Hmm, I wonder if Sphinx doesn't delete documents that appear in both  
indexes...

Scenarios to try:
- delete a record, add a different record, merge and see if the  
deleted record is kept around or not
- flag the core copy as deleted, merge with the empty delta, re-index  
delta, merge again, see if only the updates are kept.

-- 
Pat

On 27/11/2009, at 12:48 PM, Canvas wrote:

> Hi Pat,
>
> Thanks for your timely reply. client.update() does work.  But I still
> have a wierd problem. Following are the steps for me to reproduce the
> problem.
>
> Step 1: build full index
> # rake thinking_sphinx:index RAILS_ENV=development
>
> Step 2: make some changes to file 4013
>
> Step 3: build delta index ==> the file 4013 is searchable with both
> old and new data
> # rake thinking_sphinx:index:delta RAILS_ENV=development
>
> Step 4: flag the file in core index as "sphinx_deleted" ==> the file
> is searchable only by new data, so far so good.
>>> client.update('buy_sell_file_core', ['sphinx_deleted'], { 4013 =>  
>>> [1] })
>
> Step 5: merge delta to core
> # /usr/local/bin/indexer --config '/workspace/CA/BETA_2/ 
> EconveyancePro/
> config/development.sphinx.conf' --rotate --merge buy_sell_file_core
> buy_sell_file_delta --merge-dst-range sphinx_deleted 0 0
>
> And now the problem occurs, I can search by both new and old data
> again. It doesn't make any sense to me. Why can I search by the old
> data again? Isn't the old index supposed to be deleted in Step 4? Did
> I do anything wrong in step 5?

### [DATA SEGMENT]
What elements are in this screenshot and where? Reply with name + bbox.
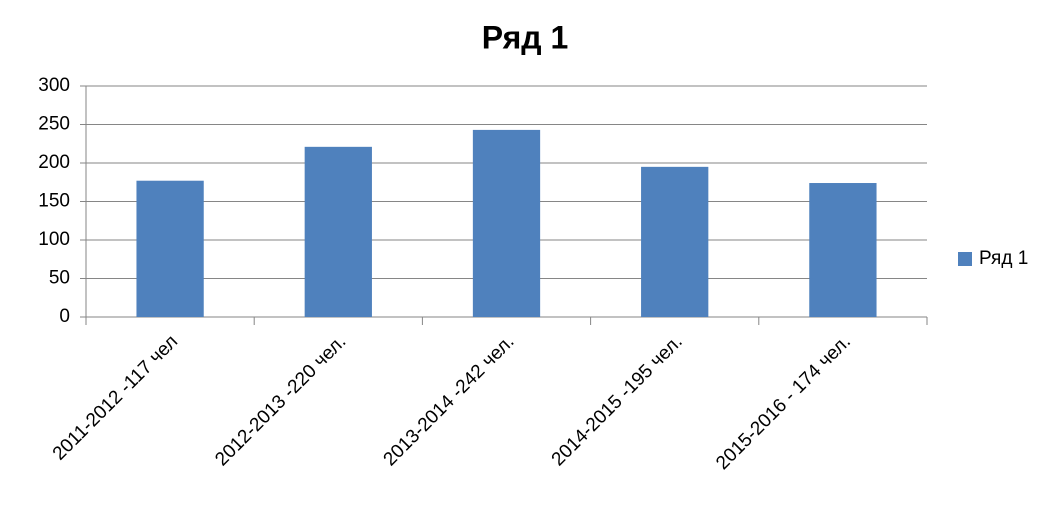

### [REQUIRED TASK]
Please copy out the passage of the Sphinx thread starting at "Hmm, I wonder" and ending at "updates are kept.". Work from the Sphinx thread alone, not the data.

### [EXERCISE SOLUTION]
Hmm, I wonder if Sphinx doesn't delete documents that appear in both  
indexes...

Scenarios to try:
- delete a record, add a different record, merge and see if the  
deleted record is kept around or not
- flag the core copy as deleted, merge with the empty delta, re-index  
delta, merge again, see if only the updates are kept.